(Entries with figure data)
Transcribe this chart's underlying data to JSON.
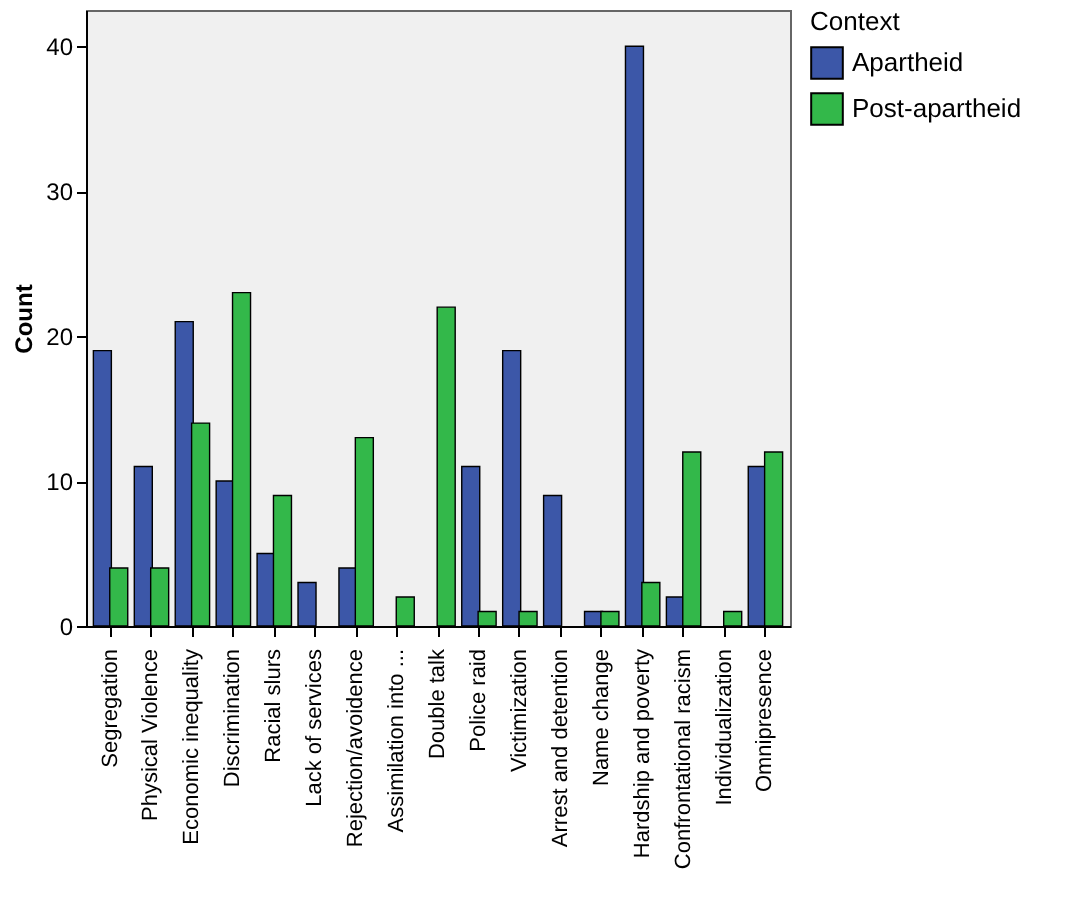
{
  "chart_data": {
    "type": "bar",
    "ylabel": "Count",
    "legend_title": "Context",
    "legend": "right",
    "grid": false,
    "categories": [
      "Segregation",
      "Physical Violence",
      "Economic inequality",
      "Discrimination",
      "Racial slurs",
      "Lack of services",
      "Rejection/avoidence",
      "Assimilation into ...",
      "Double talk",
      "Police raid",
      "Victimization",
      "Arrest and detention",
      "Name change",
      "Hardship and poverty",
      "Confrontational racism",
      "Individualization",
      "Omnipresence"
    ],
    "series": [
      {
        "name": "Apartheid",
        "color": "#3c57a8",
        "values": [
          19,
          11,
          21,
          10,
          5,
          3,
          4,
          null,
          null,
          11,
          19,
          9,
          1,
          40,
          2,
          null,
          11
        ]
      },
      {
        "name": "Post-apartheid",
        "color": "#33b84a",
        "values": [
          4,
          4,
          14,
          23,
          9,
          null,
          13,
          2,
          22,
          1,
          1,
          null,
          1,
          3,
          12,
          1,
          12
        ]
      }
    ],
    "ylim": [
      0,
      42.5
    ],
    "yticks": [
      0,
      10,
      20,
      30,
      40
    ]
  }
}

--

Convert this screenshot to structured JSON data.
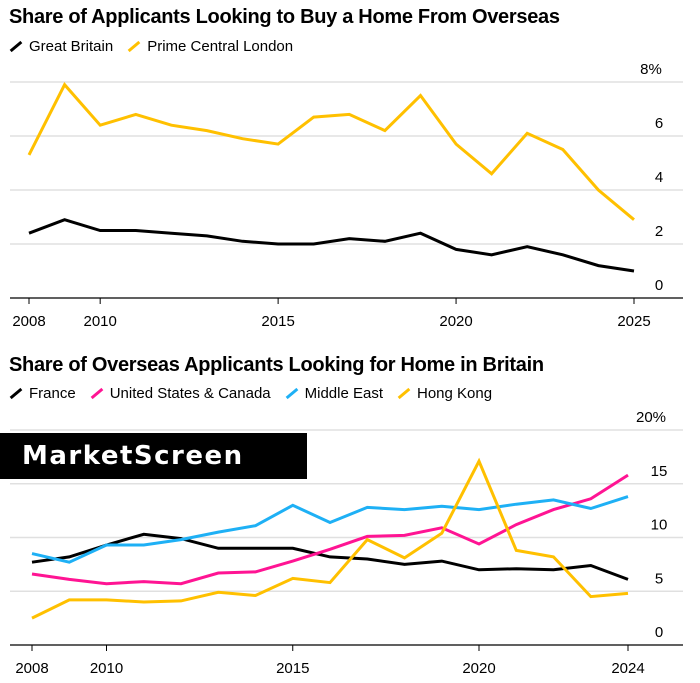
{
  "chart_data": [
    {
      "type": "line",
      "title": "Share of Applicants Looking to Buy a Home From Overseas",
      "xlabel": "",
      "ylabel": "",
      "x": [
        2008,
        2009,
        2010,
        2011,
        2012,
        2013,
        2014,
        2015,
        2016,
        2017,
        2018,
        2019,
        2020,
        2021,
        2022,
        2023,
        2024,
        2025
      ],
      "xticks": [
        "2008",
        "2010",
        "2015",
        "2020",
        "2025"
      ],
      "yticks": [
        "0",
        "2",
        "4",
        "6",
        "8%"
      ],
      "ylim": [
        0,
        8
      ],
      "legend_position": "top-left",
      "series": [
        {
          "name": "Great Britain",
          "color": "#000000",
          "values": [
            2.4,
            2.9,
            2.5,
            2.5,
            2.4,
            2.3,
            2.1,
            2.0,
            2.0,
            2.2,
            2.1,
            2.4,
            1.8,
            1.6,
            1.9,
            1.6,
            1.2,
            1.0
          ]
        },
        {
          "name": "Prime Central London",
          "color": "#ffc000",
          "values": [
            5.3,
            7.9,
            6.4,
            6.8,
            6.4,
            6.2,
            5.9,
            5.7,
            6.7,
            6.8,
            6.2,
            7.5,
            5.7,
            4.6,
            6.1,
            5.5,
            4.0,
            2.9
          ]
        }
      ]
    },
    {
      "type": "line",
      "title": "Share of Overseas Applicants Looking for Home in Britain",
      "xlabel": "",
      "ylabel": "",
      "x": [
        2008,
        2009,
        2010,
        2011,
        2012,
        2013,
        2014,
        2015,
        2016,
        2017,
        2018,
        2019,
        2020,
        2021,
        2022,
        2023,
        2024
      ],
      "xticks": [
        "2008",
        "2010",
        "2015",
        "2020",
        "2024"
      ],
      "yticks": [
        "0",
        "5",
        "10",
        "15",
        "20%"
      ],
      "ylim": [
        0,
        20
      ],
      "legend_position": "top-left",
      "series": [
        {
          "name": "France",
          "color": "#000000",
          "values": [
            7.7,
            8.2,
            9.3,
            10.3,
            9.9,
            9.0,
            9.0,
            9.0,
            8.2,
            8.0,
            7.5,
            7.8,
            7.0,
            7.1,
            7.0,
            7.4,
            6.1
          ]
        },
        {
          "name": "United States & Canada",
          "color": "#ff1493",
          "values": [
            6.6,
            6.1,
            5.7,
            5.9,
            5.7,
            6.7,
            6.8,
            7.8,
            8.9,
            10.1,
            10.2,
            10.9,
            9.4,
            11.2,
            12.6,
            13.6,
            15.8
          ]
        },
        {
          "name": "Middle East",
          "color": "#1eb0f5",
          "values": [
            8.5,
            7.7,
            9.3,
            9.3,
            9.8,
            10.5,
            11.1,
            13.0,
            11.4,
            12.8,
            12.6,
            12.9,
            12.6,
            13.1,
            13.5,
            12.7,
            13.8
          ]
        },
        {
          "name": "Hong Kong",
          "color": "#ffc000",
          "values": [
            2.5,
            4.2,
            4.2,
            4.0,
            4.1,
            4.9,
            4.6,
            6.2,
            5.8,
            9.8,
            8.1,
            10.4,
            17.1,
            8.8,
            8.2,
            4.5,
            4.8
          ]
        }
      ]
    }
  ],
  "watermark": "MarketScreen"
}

(EXERCISE BRIEF): Return every line in the listing that contains the word "Applicants".

(RESULT):
      "title": "Share of Applicants Looking to Buy a Home From Overseas",
      "title": "Share of Overseas Applicants Looking for Home in Britain",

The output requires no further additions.